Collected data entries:
════════════════════
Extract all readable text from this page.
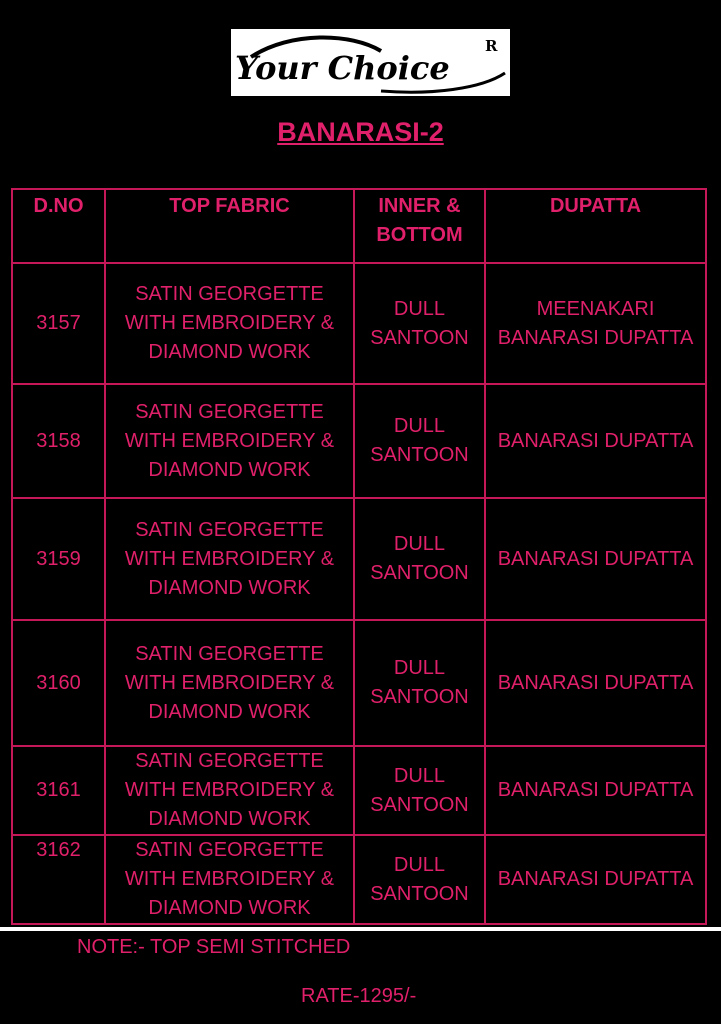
Your Choice
R
BANARASI-2
D.NO	TOP FABRIC	INNER & BOTTOM	DUPATTA
3157	SATIN GEORGETTE WITH EMBROIDERY & DIAMOND WORK	DULL SANTOON	MEENAKARI BANARASI DUPATTA
3158	SATIN GEORGETTE WITH EMBROIDERY & DIAMOND WORK	DULL SANTOON	BANARASI DUPATTA
3159	SATIN GEORGETTE WITH EMBROIDERY & DIAMOND WORK	DULL SANTOON	BANARASI DUPATTA
3160	SATIN GEORGETTE WITH EMBROIDERY & DIAMOND WORK	DULL SANTOON	BANARASI DUPATTA
3161	SATIN GEORGETTE WITH EMBROIDERY & DIAMOND WORK	DULL SANTOON	BANARASI DUPATTA
3162	SATIN GEORGETTE WITH EMBROIDERY & DIAMOND WORK	DULL SANTOON	BANARASI DUPATTA
NOTE:- TOP SEMI STITCHED
RATE-1295/-
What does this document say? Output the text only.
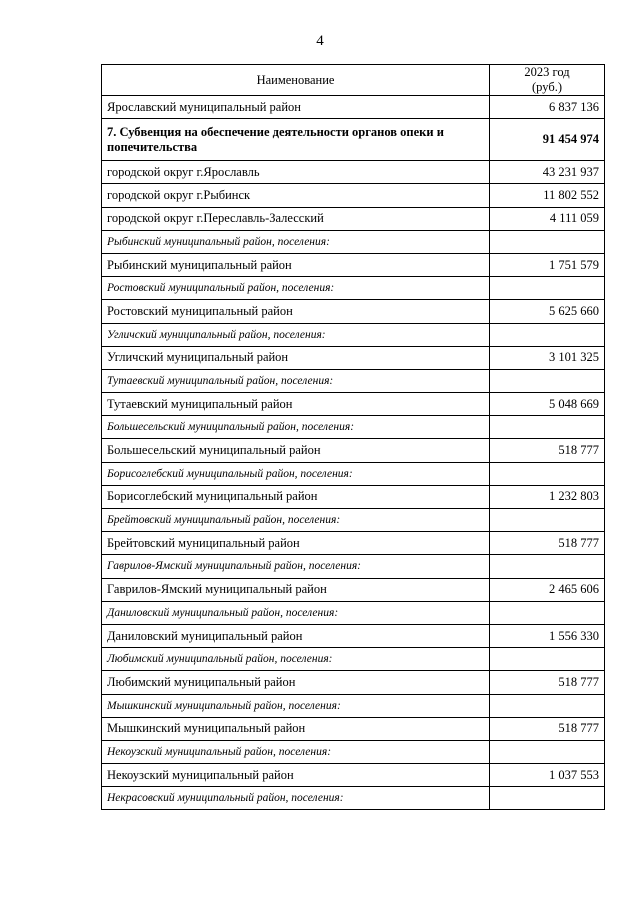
4
Наименование	2023 год
(руб.)

Ярославский муниципальный район	6 837 136
7. Субвенция на обеспечение деятельности органов опеки и попечительства	91 454 974
городской округ г.Ярославль	43 231 937
городской округ г.Рыбинск	11 802 552
городской округ г.Переславль-Залесский	4 111 059
Рыбинский муниципальный район, поселения:	
Рыбинский муниципальный район	1 751 579
Ростовский муниципальный район, поселения:	
Ростовский муниципальный район	5 625 660
Угличский муниципальный район, поселения:	
Угличский муниципальный район	3 101 325
Тутаевский муниципальный район, поселения:	
Тутаевский муниципальный район	5 048 669
Большесельский муниципальный район, поселения:	
Большесельский муниципальный район	518 777
Борисоглебский муниципальный район, поселения:	
Борисоглебский муниципальный район	1 232 803
Брейтовский муниципальный район, поселения:	
Брейтовский муниципальный район	518 777
Гаврилов-Ямский муниципальный район, поселения:	
Гаврилов-Ямский муниципальный район	2 465 606
Даниловский муниципальный район, поселения:	
Даниловский муниципальный район	1 556 330
Любимский муниципальный район, поселения:	
Любимский муниципальный район	518 777
Мышкинский муниципальный район, поселения:	
Мышкинский муниципальный район	518 777
Некоузский муниципальный район, поселения:	
Некоузский муниципальный район	1 037 553
Некрасовский муниципальный район, поселения:	
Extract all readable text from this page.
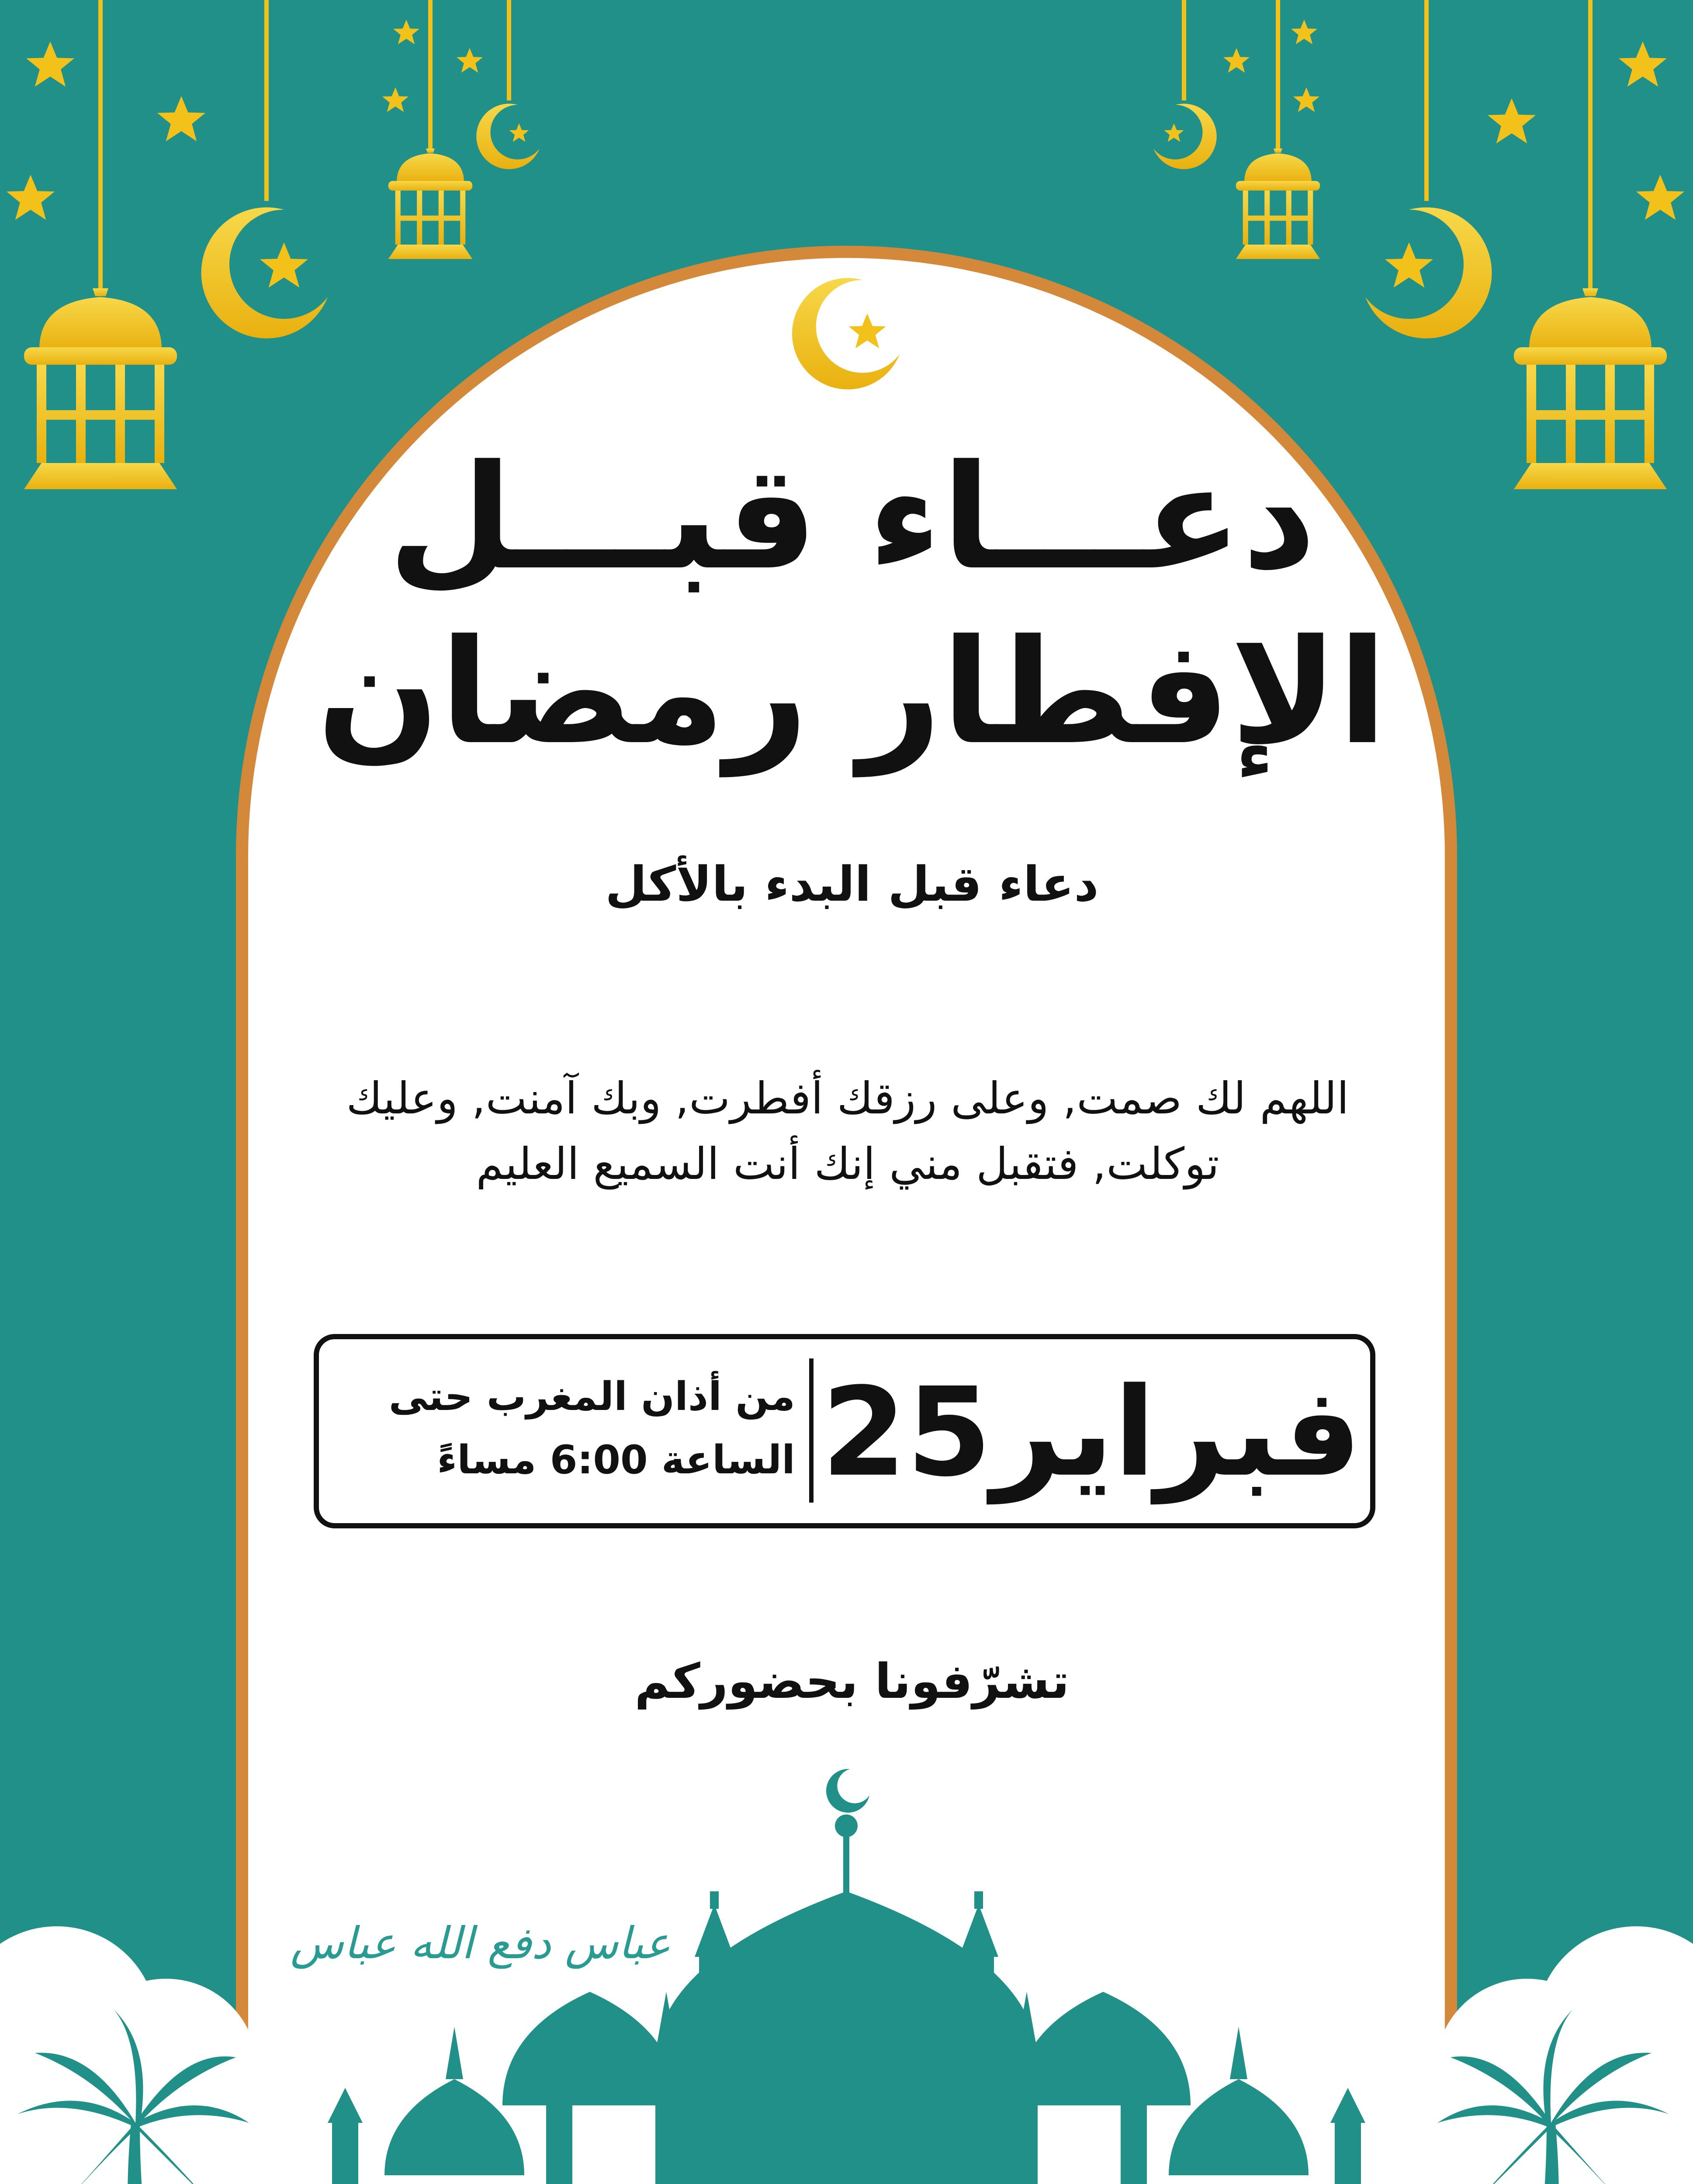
دعـــاء قبـــل
الإفطار رمضان
دعاء قبل البدء بالأكل
اللهم لك صمت, وعلى رزقك أفطرت, وبك آمنت, وعليك
توكلت, فتقبل مني إنك أنت السميع العليم
25فبراير
من أذان المغرب حتى
الساعة 6:00 مساءً
تشرّفونا بحضوركم
عباس دفع الله عباس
════════════════════
• [Stated goal]
Copy every line of the data that holds the string "SATIN".

• [Complete output]
3157	SATIN GEORGETTE WITH EMBROIDERY & DIAMOND WORK	DULL SANTOON	MEENAKARI BANARASI DUPATTA
3158	SATIN GEORGETTE WITH EMBROIDERY & DIAMOND WORK	DULL SANTOON	BANARASI DUPATTA
3159	SATIN GEORGETTE WITH EMBROIDERY & DIAMOND WORK	DULL SANTOON	BANARASI DUPATTA
3160	SATIN GEORGETTE WITH EMBROIDERY & DIAMOND WORK	DULL SANTOON	BANARASI DUPATTA
3161	SATIN GEORGETTE WITH EMBROIDERY & DIAMOND WORK	DULL SANTOON	BANARASI DUPATTA
3162	SATIN GEORGETTE WITH EMBROIDERY & DIAMOND WORK	DULL SANTOON	BANARASI DUPATTA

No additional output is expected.